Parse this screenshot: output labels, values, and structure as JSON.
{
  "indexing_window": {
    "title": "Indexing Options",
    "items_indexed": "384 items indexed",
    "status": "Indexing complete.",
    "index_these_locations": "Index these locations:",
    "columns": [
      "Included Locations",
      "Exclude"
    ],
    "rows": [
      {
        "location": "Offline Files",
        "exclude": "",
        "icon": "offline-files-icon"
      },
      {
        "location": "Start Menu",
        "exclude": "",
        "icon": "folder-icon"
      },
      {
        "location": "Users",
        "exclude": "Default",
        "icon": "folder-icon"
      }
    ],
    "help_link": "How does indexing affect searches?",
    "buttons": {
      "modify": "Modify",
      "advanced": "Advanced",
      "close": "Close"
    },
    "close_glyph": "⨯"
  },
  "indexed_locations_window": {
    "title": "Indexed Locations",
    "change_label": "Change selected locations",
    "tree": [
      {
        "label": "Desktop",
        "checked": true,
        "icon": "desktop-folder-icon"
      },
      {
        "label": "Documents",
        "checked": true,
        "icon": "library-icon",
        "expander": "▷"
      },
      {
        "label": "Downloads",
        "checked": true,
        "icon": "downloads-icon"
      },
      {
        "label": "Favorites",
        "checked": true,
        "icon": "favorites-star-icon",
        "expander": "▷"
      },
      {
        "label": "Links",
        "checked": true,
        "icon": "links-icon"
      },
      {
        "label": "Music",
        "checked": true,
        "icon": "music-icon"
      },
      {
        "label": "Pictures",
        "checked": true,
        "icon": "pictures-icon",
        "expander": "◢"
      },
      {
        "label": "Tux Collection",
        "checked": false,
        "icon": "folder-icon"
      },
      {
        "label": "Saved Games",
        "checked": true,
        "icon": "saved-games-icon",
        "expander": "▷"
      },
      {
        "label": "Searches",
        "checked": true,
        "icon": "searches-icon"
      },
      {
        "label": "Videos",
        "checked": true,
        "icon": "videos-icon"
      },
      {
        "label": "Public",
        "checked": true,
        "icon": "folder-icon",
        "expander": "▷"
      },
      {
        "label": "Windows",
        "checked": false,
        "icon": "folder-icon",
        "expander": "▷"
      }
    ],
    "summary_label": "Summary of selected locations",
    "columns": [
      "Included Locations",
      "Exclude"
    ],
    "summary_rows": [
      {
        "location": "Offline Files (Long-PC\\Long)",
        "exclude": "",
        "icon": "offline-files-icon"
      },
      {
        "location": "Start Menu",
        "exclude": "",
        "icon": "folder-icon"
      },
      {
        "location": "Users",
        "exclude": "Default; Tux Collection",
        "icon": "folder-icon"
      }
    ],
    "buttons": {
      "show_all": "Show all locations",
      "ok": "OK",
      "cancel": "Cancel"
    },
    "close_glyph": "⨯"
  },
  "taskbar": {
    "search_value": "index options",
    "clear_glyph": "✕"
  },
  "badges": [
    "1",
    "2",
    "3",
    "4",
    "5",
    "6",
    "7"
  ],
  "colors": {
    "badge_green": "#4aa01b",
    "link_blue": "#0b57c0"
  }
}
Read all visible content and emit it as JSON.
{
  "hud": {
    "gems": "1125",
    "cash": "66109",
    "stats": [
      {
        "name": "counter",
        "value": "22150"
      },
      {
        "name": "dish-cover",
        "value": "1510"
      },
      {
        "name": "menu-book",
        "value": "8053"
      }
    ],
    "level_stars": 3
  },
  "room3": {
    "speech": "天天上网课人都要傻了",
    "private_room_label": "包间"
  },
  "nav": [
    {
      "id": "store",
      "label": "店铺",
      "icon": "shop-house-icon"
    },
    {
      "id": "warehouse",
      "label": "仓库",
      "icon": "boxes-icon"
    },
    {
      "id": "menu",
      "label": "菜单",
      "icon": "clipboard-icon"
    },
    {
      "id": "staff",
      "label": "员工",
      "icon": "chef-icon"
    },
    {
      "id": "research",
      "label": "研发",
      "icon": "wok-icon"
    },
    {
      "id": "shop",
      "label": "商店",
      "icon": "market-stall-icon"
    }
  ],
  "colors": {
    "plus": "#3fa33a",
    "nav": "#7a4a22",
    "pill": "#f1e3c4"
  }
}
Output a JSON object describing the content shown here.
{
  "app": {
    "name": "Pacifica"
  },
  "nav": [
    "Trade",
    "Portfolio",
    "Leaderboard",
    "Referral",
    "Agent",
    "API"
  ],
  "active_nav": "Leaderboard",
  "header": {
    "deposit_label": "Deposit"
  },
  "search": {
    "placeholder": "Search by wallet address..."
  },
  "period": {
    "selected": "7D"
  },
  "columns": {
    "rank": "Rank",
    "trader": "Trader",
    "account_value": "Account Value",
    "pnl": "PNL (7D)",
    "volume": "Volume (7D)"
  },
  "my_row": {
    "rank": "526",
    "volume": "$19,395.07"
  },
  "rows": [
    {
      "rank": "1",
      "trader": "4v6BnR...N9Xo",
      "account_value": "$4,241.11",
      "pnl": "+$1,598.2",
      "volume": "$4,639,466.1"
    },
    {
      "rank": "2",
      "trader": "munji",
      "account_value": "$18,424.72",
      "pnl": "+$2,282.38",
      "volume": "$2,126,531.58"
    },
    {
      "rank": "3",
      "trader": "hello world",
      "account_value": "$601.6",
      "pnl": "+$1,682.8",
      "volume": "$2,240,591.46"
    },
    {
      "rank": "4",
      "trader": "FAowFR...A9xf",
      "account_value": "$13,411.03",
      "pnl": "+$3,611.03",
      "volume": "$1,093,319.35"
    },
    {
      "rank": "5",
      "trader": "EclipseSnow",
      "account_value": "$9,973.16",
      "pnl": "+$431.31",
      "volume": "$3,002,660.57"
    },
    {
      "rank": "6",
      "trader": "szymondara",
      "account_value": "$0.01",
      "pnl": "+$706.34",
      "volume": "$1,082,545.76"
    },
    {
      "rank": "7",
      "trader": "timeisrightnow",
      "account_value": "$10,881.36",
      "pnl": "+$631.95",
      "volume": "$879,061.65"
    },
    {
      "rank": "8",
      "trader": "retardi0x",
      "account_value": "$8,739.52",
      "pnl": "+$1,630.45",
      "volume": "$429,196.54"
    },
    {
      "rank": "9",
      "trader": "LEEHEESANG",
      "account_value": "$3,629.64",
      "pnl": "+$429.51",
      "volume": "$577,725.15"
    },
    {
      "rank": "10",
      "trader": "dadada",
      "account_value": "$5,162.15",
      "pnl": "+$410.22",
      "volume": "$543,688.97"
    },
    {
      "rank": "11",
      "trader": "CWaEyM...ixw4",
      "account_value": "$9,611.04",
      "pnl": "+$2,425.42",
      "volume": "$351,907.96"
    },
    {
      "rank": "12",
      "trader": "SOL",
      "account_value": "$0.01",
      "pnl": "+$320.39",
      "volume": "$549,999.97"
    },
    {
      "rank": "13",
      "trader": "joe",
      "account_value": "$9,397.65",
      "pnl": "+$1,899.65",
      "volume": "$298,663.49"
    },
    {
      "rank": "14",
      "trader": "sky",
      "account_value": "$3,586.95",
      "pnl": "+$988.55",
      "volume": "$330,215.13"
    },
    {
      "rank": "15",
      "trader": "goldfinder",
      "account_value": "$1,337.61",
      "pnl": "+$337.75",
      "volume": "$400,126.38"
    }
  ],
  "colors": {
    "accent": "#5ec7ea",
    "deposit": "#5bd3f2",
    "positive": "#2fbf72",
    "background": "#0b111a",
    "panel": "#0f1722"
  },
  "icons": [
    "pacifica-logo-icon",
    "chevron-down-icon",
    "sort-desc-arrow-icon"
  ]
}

## Given instruction:
Look through the data above. Each line containing the word "selected" needs to be copied.

## Correct answer:
    "change_label": "Change selected locations",
    "summary_label": "Summary of selected locations",
    "selected": "7D"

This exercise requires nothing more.